Prólogo do videojogo é, também, o solilóquio de quem, a descobrir ao depois, veste uma máscara e a mesma insígnia que o protagonista: “Esse lugar… partiu da ressonância de pontos cruzados… São memórias substituídas por entes e nada, gravadas em pedra. Sangue, rebentos, Céu — e Aquele com a habilidade de controlar seres de Luz… Nesse mundo, diz-se que, se alguém o desejar, consegue reviver almas mortas… Mas trespassar tal terra é estritamente proibido.”. Lenda que ao protagonista não menos conhecida será do que a quem, por ele, joga.
Doravante, toda a experiência é interativa, lúdica, e, contextualizado, o jogador começa o seu jogo: ouve o prenúncio do próximo colosso, chama Agro e monta-a, ergue a espada, segue o caminho indicado, procura pelo colosso (exploração), encontra-o, analisa o seu comportamento, decifra como subí-lo (puzzle), derrota-o (combate), regressa ao santuário. O ciclo é sempre idêntico, ainda assim, tudo menos monótono, tudo menos inescrupuloso, e a batalha — sempre à escala extraordinária de um boss — não se torna tão trivial tão cedo.
O tutorial é eficaz, quase invisível: para subir ao platô do primeiro colosso, o jogador deve ultrapassar um terreno construído com plataformas, às quais, bordas ou muros relvosos, terá que se agarrar, uma ação recorrente, quando quiser segurar-se ao pêlo de, ou escalar, um colosso.

• [Enunciado da tarefa] Prossiga o texto sobre o videojogo a partir da última frase apresentada.

• [Bloco de dados]
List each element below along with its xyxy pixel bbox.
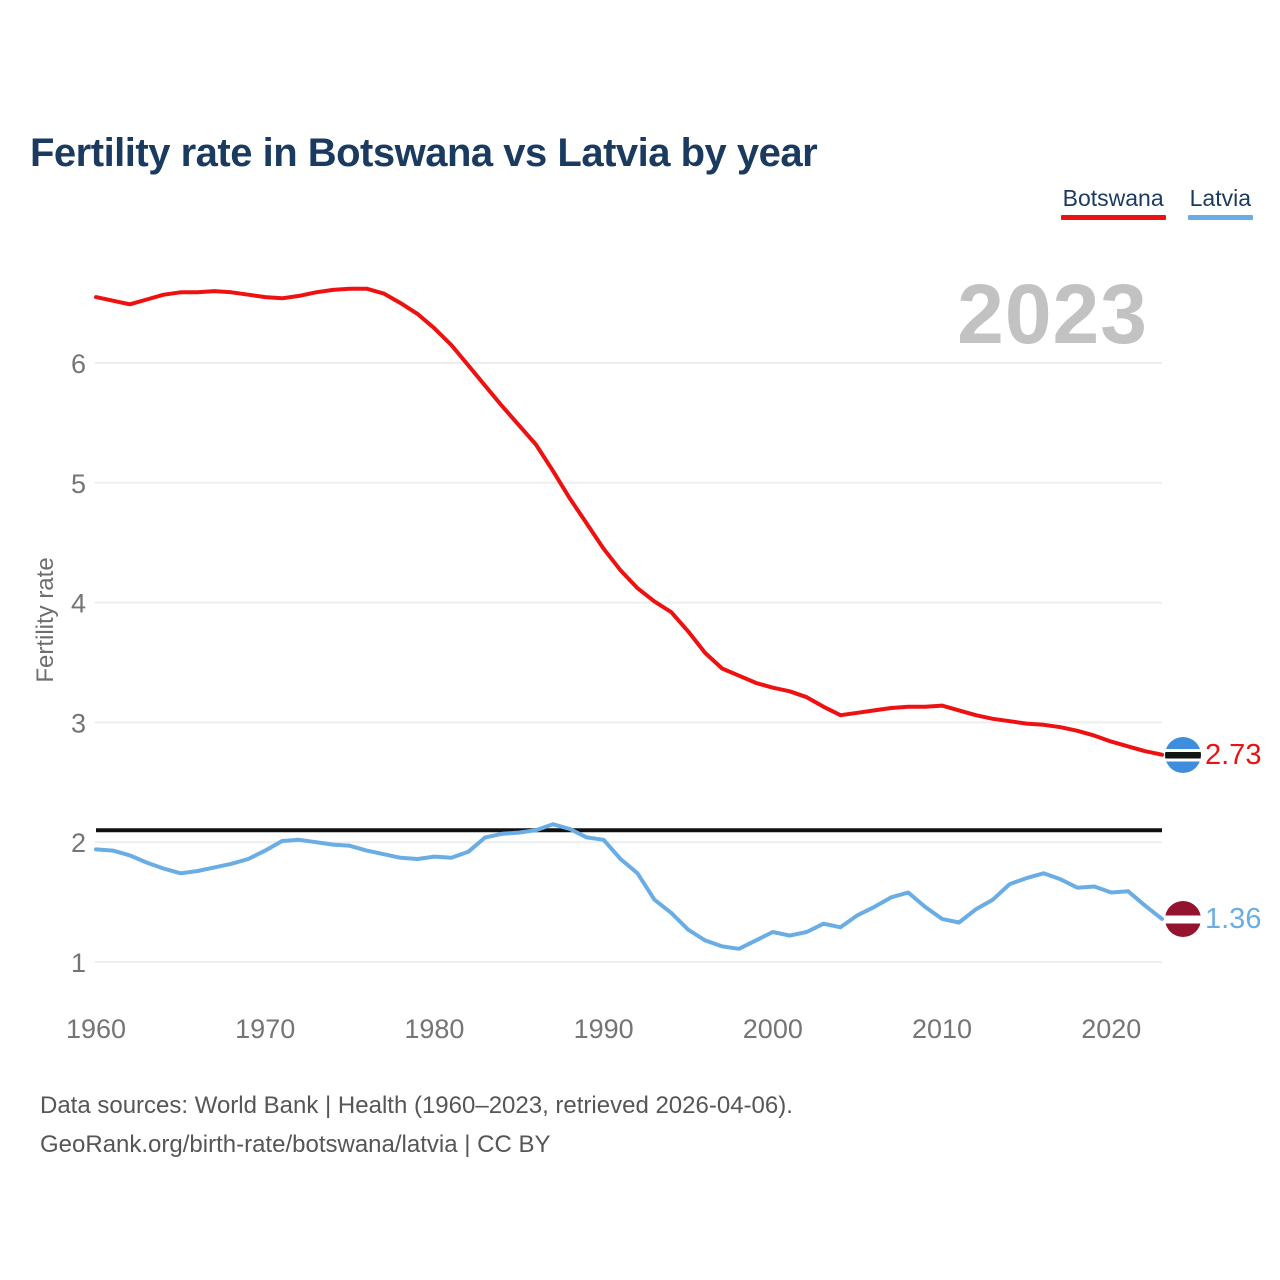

• [Resposta ao exercício]
Mas destruir um colosso, intento nem sempre pouco difícil de cumprir, celebrado não mais o é, e o jogador tampouco compreende que está a ser alvo de um objeto de obsessão e de uma entidade malévola, senão que os tentáculos negros que rebentam do colosso derrubado e penetram Wander são o presságio de um mal maior. Um manto de culpa começará a cobrir aquele que se atreve a ver sucumbir criaturas de uma terra há muito intocada, que gruem e choram com cada facada, sacodem o corpo para não deixarem de viver e ver-se viva uma amada. Poético ou não, é aqui que entra, talvez como primeira vez nos videojogos, o dilema moral da violência. O jogador sente as suas ações virtuais e apercebe-se que são moralmente reprováveis. A mão do jogador é, mais presente que nunca, a mão do protagonista.
Do cadáver colossal emana um feixe de Luz até o Céu — nexo, elo de entrada das energias luminosa e negra (Luz e Treva, as temáticas que correlacionam a trilogia de Ueda) —, que imana Wander, por deste também a Treva fazer parte, e o transcende, levitando, de volta ao santuário. O regresso (que subtilmente representa o ecrã de loading) é-lhe(s) imanente na medida em que reune os amantes — tanto ao alucinar com uma voz feminina, como ao iludir com a visão onírica de Mono viva, ou, antes, ao acordar, dar vista a Mono deitada, imóvel — e, ainda que não faça parte desta relação, o jogador é absorvido pela mesma necessidade de ver o que poderá acontecer a Mono. No santuário, a Luz brota uma nova pomba que circunda a donzela, e o respetivo ídolo petrificado, correspondente ao colosso, é, em clarão, estourado. Wander torna-se mais forte, traduzido nas estatísticas de vida e energia: cada vez mais se aproxima de uma forma sobre-, antihumana, corrompido do interior pela Treva, visível, mas inevidente, nos olhos e na pele transfigurados. Resta-lhe repetir o ciclo.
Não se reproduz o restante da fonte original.